WHAT THE TASK REQUIRES:
Gather the lines that hold the string "right".

----

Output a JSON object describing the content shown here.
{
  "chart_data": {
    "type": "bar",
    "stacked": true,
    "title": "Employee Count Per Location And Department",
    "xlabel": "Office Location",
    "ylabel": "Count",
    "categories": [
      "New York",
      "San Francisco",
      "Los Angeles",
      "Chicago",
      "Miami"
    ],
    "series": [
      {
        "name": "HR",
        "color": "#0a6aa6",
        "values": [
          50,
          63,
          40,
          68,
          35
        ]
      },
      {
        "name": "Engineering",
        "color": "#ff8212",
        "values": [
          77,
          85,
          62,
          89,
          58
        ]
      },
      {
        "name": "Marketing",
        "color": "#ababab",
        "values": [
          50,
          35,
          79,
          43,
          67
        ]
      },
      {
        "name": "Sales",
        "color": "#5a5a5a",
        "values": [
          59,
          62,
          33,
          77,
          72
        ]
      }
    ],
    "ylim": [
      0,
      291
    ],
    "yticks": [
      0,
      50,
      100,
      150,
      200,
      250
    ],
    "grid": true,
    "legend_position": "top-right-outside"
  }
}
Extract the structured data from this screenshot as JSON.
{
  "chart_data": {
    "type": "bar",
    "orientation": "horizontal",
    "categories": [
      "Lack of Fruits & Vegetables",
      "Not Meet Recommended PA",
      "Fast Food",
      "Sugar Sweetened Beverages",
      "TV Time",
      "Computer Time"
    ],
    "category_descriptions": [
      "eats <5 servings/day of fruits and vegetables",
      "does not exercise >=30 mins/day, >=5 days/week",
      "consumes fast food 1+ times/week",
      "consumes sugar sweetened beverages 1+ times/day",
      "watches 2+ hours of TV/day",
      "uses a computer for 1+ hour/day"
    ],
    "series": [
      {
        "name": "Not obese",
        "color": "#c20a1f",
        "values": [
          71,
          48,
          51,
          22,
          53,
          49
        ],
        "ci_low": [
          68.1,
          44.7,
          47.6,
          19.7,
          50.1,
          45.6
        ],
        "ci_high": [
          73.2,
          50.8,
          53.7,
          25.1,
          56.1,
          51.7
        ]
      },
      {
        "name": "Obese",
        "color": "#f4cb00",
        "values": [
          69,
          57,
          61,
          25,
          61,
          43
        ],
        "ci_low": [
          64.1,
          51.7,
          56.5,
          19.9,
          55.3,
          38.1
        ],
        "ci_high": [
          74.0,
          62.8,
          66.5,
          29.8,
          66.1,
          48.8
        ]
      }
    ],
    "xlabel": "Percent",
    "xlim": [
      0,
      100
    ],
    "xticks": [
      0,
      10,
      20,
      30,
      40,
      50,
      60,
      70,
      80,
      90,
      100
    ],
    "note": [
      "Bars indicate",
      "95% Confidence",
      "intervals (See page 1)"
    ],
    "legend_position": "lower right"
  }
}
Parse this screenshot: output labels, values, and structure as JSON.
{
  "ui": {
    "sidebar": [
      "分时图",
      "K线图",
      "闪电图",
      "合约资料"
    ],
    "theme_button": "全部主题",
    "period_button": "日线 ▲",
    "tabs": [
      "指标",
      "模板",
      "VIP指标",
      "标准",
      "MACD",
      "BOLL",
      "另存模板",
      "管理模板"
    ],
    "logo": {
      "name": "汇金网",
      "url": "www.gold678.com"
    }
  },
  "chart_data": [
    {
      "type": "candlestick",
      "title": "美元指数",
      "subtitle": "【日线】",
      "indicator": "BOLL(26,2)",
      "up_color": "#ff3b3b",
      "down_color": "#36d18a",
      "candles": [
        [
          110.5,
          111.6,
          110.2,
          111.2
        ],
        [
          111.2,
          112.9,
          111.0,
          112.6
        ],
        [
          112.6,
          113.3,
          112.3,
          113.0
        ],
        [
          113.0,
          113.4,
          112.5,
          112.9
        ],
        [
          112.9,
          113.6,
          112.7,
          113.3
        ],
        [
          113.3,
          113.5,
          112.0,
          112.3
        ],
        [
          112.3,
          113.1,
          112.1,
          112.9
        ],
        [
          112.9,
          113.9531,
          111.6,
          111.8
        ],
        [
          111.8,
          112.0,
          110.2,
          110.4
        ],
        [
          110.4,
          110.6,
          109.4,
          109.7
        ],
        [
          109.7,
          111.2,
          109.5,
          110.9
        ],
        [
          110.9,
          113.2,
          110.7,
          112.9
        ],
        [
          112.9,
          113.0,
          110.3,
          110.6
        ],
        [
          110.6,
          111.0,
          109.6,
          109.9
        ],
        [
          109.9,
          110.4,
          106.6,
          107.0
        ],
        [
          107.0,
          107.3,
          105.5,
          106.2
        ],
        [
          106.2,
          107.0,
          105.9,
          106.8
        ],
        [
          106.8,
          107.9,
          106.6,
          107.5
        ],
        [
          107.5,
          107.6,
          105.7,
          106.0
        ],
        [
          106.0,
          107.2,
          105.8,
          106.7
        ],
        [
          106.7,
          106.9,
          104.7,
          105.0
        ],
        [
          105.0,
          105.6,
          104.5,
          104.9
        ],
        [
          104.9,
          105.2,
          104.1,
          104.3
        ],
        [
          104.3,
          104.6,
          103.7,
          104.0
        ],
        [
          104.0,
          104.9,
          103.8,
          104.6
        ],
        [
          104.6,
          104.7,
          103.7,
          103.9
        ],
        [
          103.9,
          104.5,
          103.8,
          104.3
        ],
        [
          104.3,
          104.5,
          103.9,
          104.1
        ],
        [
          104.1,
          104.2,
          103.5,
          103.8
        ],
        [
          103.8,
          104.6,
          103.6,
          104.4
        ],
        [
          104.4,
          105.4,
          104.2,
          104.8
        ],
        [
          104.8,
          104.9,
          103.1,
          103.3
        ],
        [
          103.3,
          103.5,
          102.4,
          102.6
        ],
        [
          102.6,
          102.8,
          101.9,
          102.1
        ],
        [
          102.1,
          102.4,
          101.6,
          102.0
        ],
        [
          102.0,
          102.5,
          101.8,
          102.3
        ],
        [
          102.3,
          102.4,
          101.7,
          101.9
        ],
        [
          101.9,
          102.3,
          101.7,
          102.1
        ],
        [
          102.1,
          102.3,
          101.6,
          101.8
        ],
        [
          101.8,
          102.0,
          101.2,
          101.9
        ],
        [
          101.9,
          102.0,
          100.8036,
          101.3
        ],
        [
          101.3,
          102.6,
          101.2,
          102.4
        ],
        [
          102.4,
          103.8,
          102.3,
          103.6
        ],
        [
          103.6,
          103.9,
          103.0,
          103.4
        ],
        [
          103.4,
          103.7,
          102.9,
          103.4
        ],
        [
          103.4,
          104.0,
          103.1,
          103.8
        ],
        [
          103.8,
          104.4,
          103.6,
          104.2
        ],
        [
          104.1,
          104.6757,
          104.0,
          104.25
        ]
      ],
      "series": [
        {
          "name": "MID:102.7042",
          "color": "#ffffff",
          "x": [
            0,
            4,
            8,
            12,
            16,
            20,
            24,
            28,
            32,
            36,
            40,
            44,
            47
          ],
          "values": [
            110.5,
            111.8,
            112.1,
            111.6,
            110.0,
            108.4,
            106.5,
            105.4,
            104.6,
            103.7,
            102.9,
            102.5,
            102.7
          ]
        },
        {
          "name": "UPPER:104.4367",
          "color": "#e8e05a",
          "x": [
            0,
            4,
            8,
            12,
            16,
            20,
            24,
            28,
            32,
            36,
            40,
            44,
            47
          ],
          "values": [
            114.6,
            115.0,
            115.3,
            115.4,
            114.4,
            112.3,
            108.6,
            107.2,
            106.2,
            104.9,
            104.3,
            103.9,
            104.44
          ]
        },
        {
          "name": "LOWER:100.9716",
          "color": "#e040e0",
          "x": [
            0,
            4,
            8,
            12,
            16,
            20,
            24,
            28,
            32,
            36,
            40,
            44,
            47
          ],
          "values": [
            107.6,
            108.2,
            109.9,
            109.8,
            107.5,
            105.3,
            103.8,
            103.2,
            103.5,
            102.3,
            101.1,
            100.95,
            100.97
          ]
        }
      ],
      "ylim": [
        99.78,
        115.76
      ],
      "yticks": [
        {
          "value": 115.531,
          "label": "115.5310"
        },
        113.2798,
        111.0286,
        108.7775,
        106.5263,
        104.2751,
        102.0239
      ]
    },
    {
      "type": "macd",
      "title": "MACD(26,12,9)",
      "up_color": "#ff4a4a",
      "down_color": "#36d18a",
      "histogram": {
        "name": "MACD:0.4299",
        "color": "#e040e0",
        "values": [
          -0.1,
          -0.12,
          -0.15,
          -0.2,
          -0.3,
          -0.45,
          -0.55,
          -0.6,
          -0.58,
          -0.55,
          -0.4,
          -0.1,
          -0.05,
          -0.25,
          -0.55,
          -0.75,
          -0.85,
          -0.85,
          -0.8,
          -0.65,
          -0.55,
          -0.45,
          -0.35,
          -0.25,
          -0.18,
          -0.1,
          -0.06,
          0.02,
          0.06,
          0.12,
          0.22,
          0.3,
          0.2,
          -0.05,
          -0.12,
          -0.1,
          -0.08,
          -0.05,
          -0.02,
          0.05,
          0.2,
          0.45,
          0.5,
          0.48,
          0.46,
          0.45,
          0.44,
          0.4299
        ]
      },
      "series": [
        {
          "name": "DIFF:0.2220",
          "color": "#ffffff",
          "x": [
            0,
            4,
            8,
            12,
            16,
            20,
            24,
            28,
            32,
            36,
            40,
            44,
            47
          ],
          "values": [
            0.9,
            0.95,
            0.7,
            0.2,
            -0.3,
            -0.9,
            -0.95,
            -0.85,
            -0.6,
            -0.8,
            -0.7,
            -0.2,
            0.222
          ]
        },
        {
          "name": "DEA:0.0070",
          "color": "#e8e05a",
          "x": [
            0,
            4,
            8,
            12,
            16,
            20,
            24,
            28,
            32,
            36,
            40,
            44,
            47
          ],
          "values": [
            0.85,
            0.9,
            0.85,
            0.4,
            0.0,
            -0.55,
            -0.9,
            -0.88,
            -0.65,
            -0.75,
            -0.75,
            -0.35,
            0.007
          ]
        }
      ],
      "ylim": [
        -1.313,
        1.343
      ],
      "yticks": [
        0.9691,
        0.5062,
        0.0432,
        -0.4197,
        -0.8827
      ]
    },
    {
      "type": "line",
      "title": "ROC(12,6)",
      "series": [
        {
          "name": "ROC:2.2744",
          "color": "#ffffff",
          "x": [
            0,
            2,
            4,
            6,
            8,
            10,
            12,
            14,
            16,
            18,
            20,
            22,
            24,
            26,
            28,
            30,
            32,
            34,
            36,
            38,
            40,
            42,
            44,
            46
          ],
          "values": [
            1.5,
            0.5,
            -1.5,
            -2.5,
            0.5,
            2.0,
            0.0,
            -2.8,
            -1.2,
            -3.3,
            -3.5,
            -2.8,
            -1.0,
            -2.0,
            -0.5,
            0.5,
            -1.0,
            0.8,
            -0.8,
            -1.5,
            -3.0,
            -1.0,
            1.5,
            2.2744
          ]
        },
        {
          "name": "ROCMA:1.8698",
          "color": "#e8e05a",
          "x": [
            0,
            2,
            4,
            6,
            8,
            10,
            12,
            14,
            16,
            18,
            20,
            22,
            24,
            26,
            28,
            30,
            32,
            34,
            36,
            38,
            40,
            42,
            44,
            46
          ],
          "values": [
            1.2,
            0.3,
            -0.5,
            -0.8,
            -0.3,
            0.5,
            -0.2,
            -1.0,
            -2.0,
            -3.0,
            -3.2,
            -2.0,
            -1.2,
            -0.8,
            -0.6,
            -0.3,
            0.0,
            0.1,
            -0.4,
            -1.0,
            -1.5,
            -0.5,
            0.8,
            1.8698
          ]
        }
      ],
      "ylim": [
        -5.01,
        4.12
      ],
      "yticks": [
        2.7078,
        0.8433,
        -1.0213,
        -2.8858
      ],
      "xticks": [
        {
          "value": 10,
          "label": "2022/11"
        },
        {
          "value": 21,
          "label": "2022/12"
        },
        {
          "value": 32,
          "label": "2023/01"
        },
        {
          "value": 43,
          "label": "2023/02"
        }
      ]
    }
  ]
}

----

ANSWER:
    "legend_position": "top-right-outside"
    "legend_position": "lower right"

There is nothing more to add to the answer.